The exercise:
Find the lines holding the string "SMTP를" in the data, then copy all of them.

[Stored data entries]
= = =
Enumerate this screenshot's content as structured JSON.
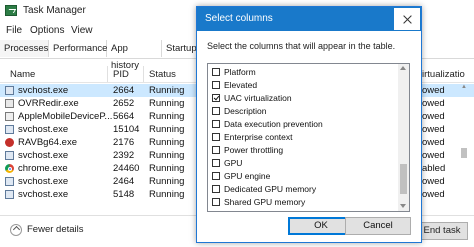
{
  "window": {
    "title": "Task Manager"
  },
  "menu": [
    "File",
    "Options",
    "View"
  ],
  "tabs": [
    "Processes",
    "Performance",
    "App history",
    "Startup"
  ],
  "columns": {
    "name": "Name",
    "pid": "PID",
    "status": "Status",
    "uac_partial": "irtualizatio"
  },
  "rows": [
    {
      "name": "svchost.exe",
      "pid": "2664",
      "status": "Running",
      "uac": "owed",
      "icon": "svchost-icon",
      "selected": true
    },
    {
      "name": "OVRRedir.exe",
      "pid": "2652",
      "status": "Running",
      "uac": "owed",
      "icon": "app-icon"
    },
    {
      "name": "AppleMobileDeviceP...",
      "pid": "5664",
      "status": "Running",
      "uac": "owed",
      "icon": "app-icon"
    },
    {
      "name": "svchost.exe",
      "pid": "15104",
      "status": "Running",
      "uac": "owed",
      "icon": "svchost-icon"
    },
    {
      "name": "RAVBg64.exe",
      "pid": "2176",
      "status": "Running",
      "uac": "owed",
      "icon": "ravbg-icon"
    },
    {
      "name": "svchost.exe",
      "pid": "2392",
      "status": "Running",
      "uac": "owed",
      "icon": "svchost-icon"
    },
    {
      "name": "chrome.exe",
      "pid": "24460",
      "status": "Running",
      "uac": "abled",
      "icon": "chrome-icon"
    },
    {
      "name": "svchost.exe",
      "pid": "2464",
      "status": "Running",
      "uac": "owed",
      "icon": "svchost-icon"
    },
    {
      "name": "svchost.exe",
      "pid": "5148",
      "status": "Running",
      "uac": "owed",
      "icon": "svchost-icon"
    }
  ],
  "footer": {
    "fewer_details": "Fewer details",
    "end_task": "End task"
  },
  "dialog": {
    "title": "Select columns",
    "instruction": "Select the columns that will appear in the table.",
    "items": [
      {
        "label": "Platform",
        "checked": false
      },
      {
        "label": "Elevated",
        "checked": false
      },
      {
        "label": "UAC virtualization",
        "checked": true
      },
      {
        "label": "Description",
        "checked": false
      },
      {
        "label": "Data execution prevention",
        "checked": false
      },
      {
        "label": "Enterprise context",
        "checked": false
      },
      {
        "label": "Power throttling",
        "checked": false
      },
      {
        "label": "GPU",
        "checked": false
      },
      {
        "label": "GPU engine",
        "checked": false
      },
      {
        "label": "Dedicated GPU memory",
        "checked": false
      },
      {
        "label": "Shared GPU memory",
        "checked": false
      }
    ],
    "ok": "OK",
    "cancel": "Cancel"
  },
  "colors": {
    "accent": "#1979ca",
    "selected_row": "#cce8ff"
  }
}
= = =
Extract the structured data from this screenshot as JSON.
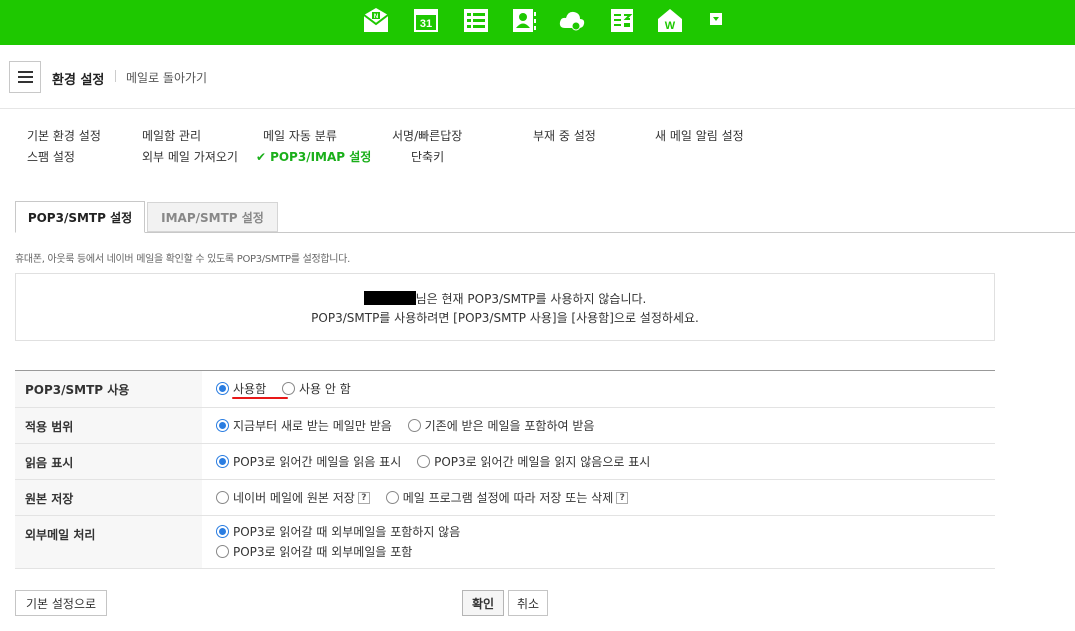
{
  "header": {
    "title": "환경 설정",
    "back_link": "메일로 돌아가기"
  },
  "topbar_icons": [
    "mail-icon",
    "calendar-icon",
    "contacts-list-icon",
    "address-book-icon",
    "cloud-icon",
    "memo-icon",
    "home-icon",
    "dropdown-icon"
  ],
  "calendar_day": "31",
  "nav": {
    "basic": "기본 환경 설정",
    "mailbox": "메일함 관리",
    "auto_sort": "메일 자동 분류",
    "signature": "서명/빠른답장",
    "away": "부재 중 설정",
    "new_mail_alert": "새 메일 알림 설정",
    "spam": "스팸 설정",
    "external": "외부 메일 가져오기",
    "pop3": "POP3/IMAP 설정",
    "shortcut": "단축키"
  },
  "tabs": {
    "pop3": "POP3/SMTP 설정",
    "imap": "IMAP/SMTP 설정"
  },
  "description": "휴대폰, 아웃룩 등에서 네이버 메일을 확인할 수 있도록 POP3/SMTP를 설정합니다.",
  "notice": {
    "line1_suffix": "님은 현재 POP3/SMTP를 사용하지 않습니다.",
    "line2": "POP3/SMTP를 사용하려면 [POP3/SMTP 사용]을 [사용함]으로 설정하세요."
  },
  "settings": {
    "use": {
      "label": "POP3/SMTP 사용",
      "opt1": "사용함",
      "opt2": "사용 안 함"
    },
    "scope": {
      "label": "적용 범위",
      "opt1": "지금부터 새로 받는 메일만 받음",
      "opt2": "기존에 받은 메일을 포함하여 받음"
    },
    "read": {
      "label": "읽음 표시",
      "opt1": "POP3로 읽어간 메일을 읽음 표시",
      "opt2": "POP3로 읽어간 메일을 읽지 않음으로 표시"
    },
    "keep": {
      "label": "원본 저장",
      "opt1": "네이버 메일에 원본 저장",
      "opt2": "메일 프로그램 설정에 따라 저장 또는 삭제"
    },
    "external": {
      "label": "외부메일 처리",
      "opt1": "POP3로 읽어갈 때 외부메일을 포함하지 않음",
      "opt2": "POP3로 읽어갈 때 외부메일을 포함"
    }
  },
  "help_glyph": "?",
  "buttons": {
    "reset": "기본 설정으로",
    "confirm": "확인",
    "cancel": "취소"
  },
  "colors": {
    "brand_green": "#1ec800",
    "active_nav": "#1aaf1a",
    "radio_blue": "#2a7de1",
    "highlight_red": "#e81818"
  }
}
= = =
Solution to the problem:
  "description": "휴대폰, 아웃룩 등에서 네이버 메일을 확인할 수 있도록 POP3/SMTP를 설정합니다.",
    "line1_suffix": "님은 현재 POP3/SMTP를 사용하지 않습니다.",
    "line2": "POP3/SMTP를 사용하려면 [POP3/SMTP 사용]을 [사용함]으로 설정하세요."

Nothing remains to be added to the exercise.